- _GIVEN TASK_
Records follow. Pull out every line that contains "structured".

- _DATA SUPPLIED_
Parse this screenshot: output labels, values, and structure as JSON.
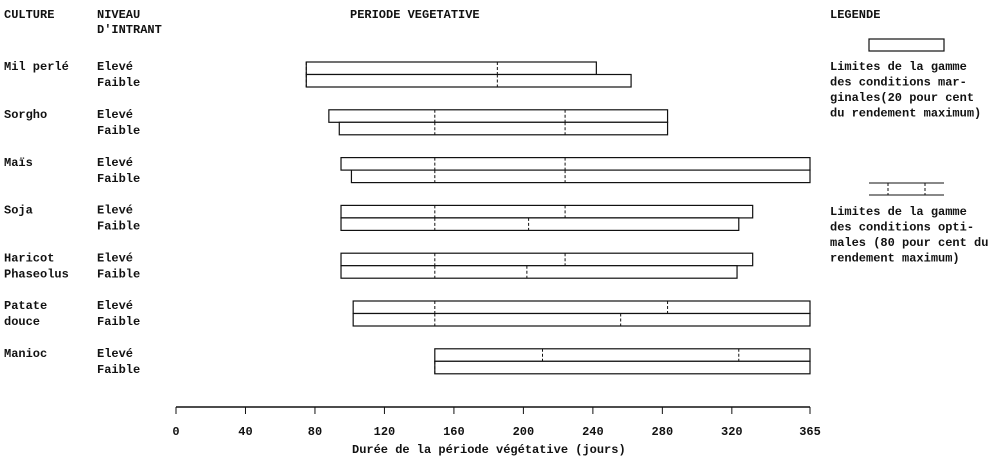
{
  "chart_data": {
    "type": "range-bar",
    "headers": {
      "crop": "CULTURE",
      "level": [
        "NIVEAU",
        "D'INTRANT"
      ],
      "period": "PERIODE VEGETATIVE",
      "legend": "LEGENDE"
    },
    "x_label": "Durée de la période végétative (jours)",
    "xlim": [
      0,
      365
    ],
    "xticks": [
      0,
      40,
      80,
      120,
      160,
      200,
      240,
      280,
      320,
      365
    ],
    "legend": {
      "marginal": [
        "Limites de la gamme",
        "des conditions mar-",
        "ginales(20 pour cent",
        "du rendement maximum)"
      ],
      "optimal": [
        "Limites de la gamme",
        "des conditions opti-",
        "males (80 pour cent du",
        "rendement maximum)"
      ]
    },
    "crops": [
      {
        "name": [
          "Mil perlé"
        ],
        "bars": [
          {
            "level": "Elevé",
            "start": 75,
            "end": 242,
            "opt_start": 75,
            "opt_end": 185
          },
          {
            "level": "Faible",
            "start": 75,
            "end": 262,
            "opt_start": 75,
            "opt_end": 185
          }
        ]
      },
      {
        "name": [
          "Sorgho"
        ],
        "bars": [
          {
            "level": "Elevé",
            "start": 88,
            "end": 283,
            "opt_start": 149,
            "opt_end": 224
          },
          {
            "level": "Faible",
            "start": 94,
            "end": 283,
            "opt_start": 149,
            "opt_end": 224
          }
        ]
      },
      {
        "name": [
          "Maïs"
        ],
        "bars": [
          {
            "level": "Elevé",
            "start": 95,
            "end": 365,
            "opt_start": 149,
            "opt_end": 224
          },
          {
            "level": "Faible",
            "start": 101,
            "end": 365,
            "opt_start": 149,
            "opt_end": 224
          }
        ]
      },
      {
        "name": [
          "Soja"
        ],
        "bars": [
          {
            "level": "Elevé",
            "start": 95,
            "end": 332,
            "opt_start": 149,
            "opt_end": 224
          },
          {
            "level": "Faible",
            "start": 95,
            "end": 324,
            "opt_start": 149,
            "opt_end": 203
          }
        ]
      },
      {
        "name": [
          "Haricot",
          "Phaseolus"
        ],
        "bars": [
          {
            "level": "Elevé",
            "start": 95,
            "end": 332,
            "opt_start": 149,
            "opt_end": 224
          },
          {
            "level": "Faible",
            "start": 95,
            "end": 323,
            "opt_start": 149,
            "opt_end": 202
          }
        ]
      },
      {
        "name": [
          "Patate",
          "douce"
        ],
        "bars": [
          {
            "level": "Elevé",
            "start": 102,
            "end": 365,
            "opt_start": 149,
            "opt_end": 283
          },
          {
            "level": "Faible",
            "start": 102,
            "end": 365,
            "opt_start": 149,
            "opt_end": 256
          }
        ]
      },
      {
        "name": [
          "Manioc"
        ],
        "bars": [
          {
            "level": "Elevé",
            "start": 149,
            "end": 365,
            "opt_start": 211,
            "opt_end": 324
          },
          {
            "level": "Faible",
            "start": 149,
            "end": 365,
            "opt_start": 149,
            "opt_end": 365
          }
        ]
      }
    ]
  }
}
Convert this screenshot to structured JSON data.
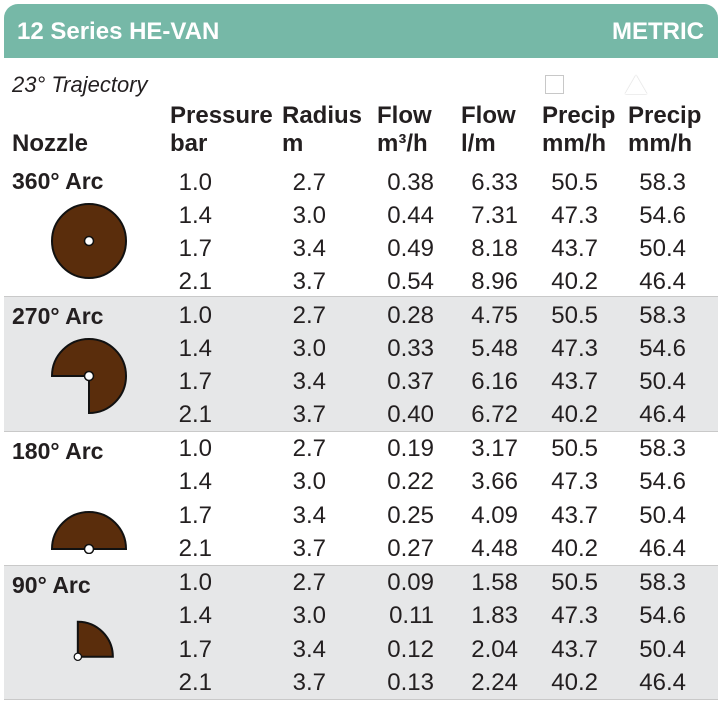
{
  "header": {
    "title": "12 Series HE-VAN",
    "units": "METRIC"
  },
  "trajectory": "23° Trajectory",
  "columns": {
    "nozzle": "Nozzle",
    "pressure": [
      "Pressure",
      "bar"
    ],
    "radius": [
      "Radius",
      "m"
    ],
    "flow_m3": [
      "Flow",
      "m³/h"
    ],
    "flow_lm": [
      "Flow",
      "l/m"
    ],
    "precip_square": [
      "Precip",
      "mm/h"
    ],
    "precip_triangle": [
      "Precip",
      "mm/h"
    ]
  },
  "legend_icons": {
    "square": "square-icon",
    "triangle": "triangle-icon"
  },
  "colors": {
    "header": "#76b8a7",
    "nozzle_fill": "#5a2d0c",
    "shade": "#e6e7e8"
  },
  "groups": [
    {
      "arc": "360° Arc",
      "degrees": 360,
      "rows": [
        {
          "pressure": "1.0",
          "radius": "2.7",
          "flow_m3": "0.38",
          "flow_lm": "6.33",
          "precip_sq": "50.5",
          "precip_tri": "58.3"
        },
        {
          "pressure": "1.4",
          "radius": "3.0",
          "flow_m3": "0.44",
          "flow_lm": "7.31",
          "precip_sq": "47.3",
          "precip_tri": "54.6"
        },
        {
          "pressure": "1.7",
          "radius": "3.4",
          "flow_m3": "0.49",
          "flow_lm": "8.18",
          "precip_sq": "43.7",
          "precip_tri": "50.4"
        },
        {
          "pressure": "2.1",
          "radius": "3.7",
          "flow_m3": "0.54",
          "flow_lm": "8.96",
          "precip_sq": "40.2",
          "precip_tri": "46.4"
        }
      ]
    },
    {
      "arc": "270° Arc",
      "degrees": 270,
      "rows": [
        {
          "pressure": "1.0",
          "radius": "2.7",
          "flow_m3": "0.28",
          "flow_lm": "4.75",
          "precip_sq": "50.5",
          "precip_tri": "58.3"
        },
        {
          "pressure": "1.4",
          "radius": "3.0",
          "flow_m3": "0.33",
          "flow_lm": "5.48",
          "precip_sq": "47.3",
          "precip_tri": "54.6"
        },
        {
          "pressure": "1.7",
          "radius": "3.4",
          "flow_m3": "0.37",
          "flow_lm": "6.16",
          "precip_sq": "43.7",
          "precip_tri": "50.4"
        },
        {
          "pressure": "2.1",
          "radius": "3.7",
          "flow_m3": "0.40",
          "flow_lm": "6.72",
          "precip_sq": "40.2",
          "precip_tri": "46.4"
        }
      ]
    },
    {
      "arc": "180° Arc",
      "degrees": 180,
      "rows": [
        {
          "pressure": "1.0",
          "radius": "2.7",
          "flow_m3": "0.19",
          "flow_lm": "3.17",
          "precip_sq": "50.5",
          "precip_tri": "58.3"
        },
        {
          "pressure": "1.4",
          "radius": "3.0",
          "flow_m3": "0.22",
          "flow_lm": "3.66",
          "precip_sq": "47.3",
          "precip_tri": "54.6"
        },
        {
          "pressure": "1.7",
          "radius": "3.4",
          "flow_m3": "0.25",
          "flow_lm": "4.09",
          "precip_sq": "43.7",
          "precip_tri": "50.4"
        },
        {
          "pressure": "2.1",
          "radius": "3.7",
          "flow_m3": "0.27",
          "flow_lm": "4.48",
          "precip_sq": "40.2",
          "precip_tri": "46.4"
        }
      ]
    },
    {
      "arc": "90° Arc",
      "degrees": 90,
      "rows": [
        {
          "pressure": "1.0",
          "radius": "2.7",
          "flow_m3": "0.09",
          "flow_lm": "1.58",
          "precip_sq": "50.5",
          "precip_tri": "58.3"
        },
        {
          "pressure": "1.4",
          "radius": "3.0",
          "flow_m3": "0.11",
          "flow_lm": "1.83",
          "precip_sq": "47.3",
          "precip_tri": "54.6"
        },
        {
          "pressure": "1.7",
          "radius": "3.4",
          "flow_m3": "0.12",
          "flow_lm": "2.04",
          "precip_sq": "43.7",
          "precip_tri": "50.4"
        },
        {
          "pressure": "2.1",
          "radius": "3.7",
          "flow_m3": "0.13",
          "flow_lm": "2.24",
          "precip_sq": "40.2",
          "precip_tri": "46.4"
        }
      ]
    }
  ]
}
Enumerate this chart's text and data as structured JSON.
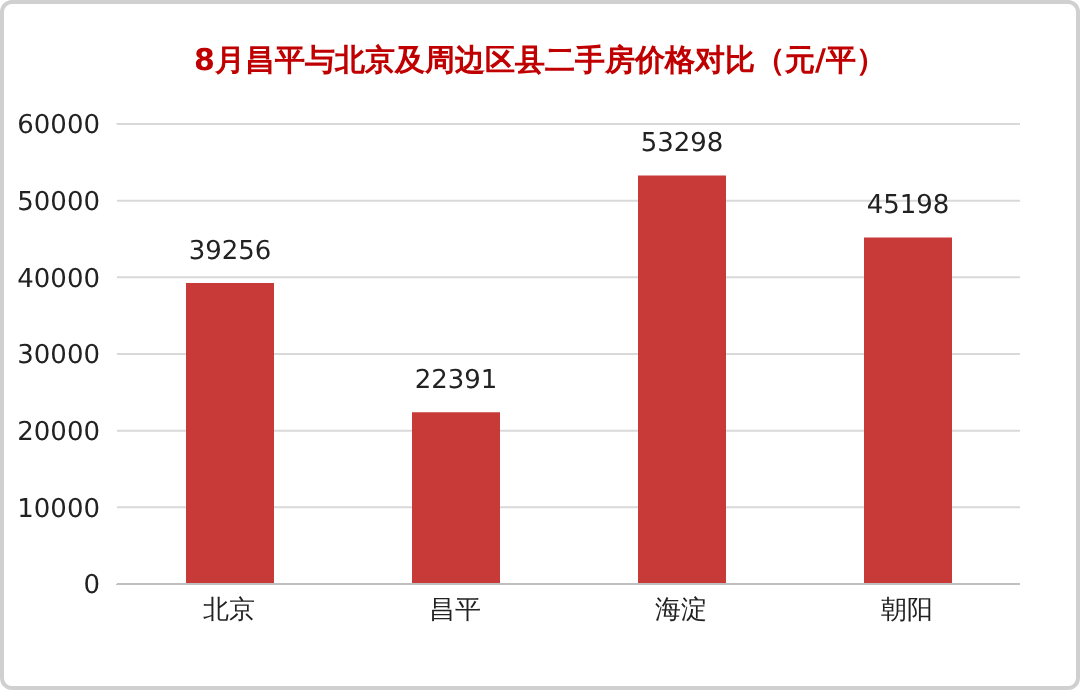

- _EXPECTED ANSWER_
Convert this screenshot to structured JSON data.
Enumerate this chart's text and data as structured JSON.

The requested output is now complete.